### Information given

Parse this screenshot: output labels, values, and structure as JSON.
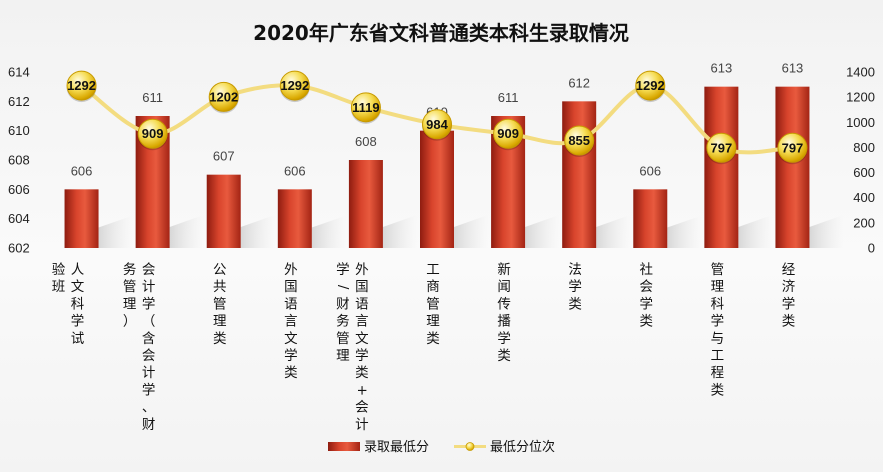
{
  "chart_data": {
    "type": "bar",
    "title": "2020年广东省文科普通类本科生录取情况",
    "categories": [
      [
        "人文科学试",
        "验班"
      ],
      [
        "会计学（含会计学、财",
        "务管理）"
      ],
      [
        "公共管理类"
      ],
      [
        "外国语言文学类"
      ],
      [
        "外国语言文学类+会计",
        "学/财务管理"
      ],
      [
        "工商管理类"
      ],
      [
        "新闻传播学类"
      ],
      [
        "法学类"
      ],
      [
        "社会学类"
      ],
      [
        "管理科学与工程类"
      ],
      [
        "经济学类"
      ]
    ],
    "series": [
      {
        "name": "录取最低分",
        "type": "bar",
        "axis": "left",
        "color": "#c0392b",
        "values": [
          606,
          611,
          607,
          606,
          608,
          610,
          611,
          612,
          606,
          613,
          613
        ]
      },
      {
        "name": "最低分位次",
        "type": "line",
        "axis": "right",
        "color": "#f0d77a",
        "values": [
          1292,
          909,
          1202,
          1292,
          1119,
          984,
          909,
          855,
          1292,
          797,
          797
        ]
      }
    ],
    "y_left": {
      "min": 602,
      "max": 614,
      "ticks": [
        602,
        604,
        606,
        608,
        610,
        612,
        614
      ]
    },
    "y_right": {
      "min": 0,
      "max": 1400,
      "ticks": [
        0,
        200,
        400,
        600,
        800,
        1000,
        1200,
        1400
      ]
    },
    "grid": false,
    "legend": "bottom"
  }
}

### Description of the task
Without the pictures, restate all of the entries above verbatim.

### The solution
Parse this screenshot: output labels, values, and structure as JSON.
{
  "chart_data": {
    "type": "bar",
    "title": "2020年广东省文科普通类本科生录取情况",
    "categories": [
      [
        "人文科学试",
        "验班"
      ],
      [
        "会计学（含会计学、财",
        "务管理）"
      ],
      [
        "公共管理类"
      ],
      [
        "外国语言文学类"
      ],
      [
        "外国语言文学类+会计",
        "学/财务管理"
      ],
      [
        "工商管理类"
      ],
      [
        "新闻传播学类"
      ],
      [
        "法学类"
      ],
      [
        "社会学类"
      ],
      [
        "管理科学与工程类"
      ],
      [
        "经济学类"
      ]
    ],
    "series": [
      {
        "name": "录取最低分",
        "type": "bar",
        "axis": "left",
        "color": "#c0392b",
        "values": [
          606,
          611,
          607,
          606,
          608,
          610,
          611,
          612,
          606,
          613,
          613
        ]
      },
      {
        "name": "最低分位次",
        "type": "line",
        "axis": "right",
        "color": "#f0d77a",
        "values": [
          1292,
          909,
          1202,
          1292,
          1119,
          984,
          909,
          855,
          1292,
          797,
          797
        ]
      }
    ],
    "y_left": {
      "min": 602,
      "max": 614,
      "ticks": [
        602,
        604,
        606,
        608,
        610,
        612,
        614
      ]
    },
    "y_right": {
      "min": 0,
      "max": 1400,
      "ticks": [
        0,
        200,
        400,
        600,
        800,
        1000,
        1200,
        1400
      ]
    },
    "grid": false,
    "legend": "bottom"
  }
}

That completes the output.